begin Listing

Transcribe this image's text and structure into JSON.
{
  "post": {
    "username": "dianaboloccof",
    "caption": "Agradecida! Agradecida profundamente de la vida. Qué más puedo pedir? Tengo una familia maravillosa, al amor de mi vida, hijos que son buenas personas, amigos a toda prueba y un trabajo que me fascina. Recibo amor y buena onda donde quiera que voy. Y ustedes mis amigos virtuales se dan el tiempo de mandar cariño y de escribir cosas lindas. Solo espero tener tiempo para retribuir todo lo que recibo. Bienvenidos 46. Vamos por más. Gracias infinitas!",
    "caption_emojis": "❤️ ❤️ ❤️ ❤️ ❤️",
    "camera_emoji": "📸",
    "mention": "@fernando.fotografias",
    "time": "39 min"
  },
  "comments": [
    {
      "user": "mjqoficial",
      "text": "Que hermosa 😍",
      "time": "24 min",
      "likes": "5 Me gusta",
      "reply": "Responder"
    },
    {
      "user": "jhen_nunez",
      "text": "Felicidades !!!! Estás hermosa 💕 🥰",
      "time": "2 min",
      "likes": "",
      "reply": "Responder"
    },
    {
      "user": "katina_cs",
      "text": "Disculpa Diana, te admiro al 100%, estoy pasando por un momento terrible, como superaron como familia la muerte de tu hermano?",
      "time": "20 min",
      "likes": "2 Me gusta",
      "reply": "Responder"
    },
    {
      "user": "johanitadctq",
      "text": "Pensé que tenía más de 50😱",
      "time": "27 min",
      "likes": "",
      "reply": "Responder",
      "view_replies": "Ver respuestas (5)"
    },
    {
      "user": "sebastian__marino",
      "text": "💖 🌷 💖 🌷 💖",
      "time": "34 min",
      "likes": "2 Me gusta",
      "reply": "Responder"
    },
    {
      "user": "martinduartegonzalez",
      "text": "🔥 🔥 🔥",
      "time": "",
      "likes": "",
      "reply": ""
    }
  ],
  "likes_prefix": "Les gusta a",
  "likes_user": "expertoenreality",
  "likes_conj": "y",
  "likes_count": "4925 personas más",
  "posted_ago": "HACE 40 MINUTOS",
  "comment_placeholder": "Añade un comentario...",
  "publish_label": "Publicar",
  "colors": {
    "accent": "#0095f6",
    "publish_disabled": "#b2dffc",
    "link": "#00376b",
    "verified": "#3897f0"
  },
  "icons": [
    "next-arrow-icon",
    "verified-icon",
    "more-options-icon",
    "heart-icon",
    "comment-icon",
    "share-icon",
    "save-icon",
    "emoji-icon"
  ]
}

end Listing

◆ What is required ◆
Output every entry shown above, exactly.

◆ Solution for this task ◆
Transcribe this image's text and structure into JSON.
{
  "post": {
    "username": "dianaboloccof",
    "caption": "Agradecida! Agradecida profundamente de la vida. Qué más puedo pedir? Tengo una familia maravillosa, al amor de mi vida, hijos que son buenas personas, amigos a toda prueba y un trabajo que me fascina. Recibo amor y buena onda donde quiera que voy. Y ustedes mis amigos virtuales se dan el tiempo de mandar cariño y de escribir cosas lindas. Solo espero tener tiempo para retribuir todo lo que recibo. Bienvenidos 46. Vamos por más. Gracias infinitas!",
    "caption_emojis": "❤️ ❤️ ❤️ ❤️ ❤️",
    "camera_emoji": "📸",
    "mention": "@fernando.fotografias",
    "time": "39 min"
  },
  "comments": [
    {
      "user": "mjqoficial",
      "text": "Que hermosa 😍",
      "time": "24 min",
      "likes": "5 Me gusta",
      "reply": "Responder"
    },
    {
      "user": "jhen_nunez",
      "text": "Felicidades !!!! Estás hermosa 💕 🥰",
      "time": "2 min",
      "likes": "",
      "reply": "Responder"
    },
    {
      "user": "katina_cs",
      "text": "Disculpa Diana, te admiro al 100%, estoy pasando por un momento terrible, como superaron como familia la muerte de tu hermano?",
      "time": "20 min",
      "likes": "2 Me gusta",
      "reply": "Responder"
    },
    {
      "user": "johanitadctq",
      "text": "Pensé que tenía más de 50😱",
      "time": "27 min",
      "likes": "",
      "reply": "Responder",
      "view_replies": "Ver respuestas (5)"
    },
    {
      "user": "sebastian__marino",
      "text": "💖 🌷 💖 🌷 💖",
      "time": "34 min",
      "likes": "2 Me gusta",
      "reply": "Responder"
    },
    {
      "user": "martinduartegonzalez",
      "text": "🔥 🔥 🔥",
      "time": "",
      "likes": "",
      "reply": ""
    }
  ],
  "likes_prefix": "Les gusta a",
  "likes_user": "expertoenreality",
  "likes_conj": "y",
  "likes_count": "4925 personas más",
  "posted_ago": "HACE 40 MINUTOS",
  "comment_placeholder": "Añade un comentario...",
  "publish_label": "Publicar",
  "colors": {
    "accent": "#0095f6",
    "publish_disabled": "#b2dffc",
    "link": "#00376b",
    "verified": "#3897f0"
  },
  "icons": [
    "next-arrow-icon",
    "verified-icon",
    "more-options-icon",
    "heart-icon",
    "comment-icon",
    "share-icon",
    "save-icon",
    "emoji-icon"
  ]
}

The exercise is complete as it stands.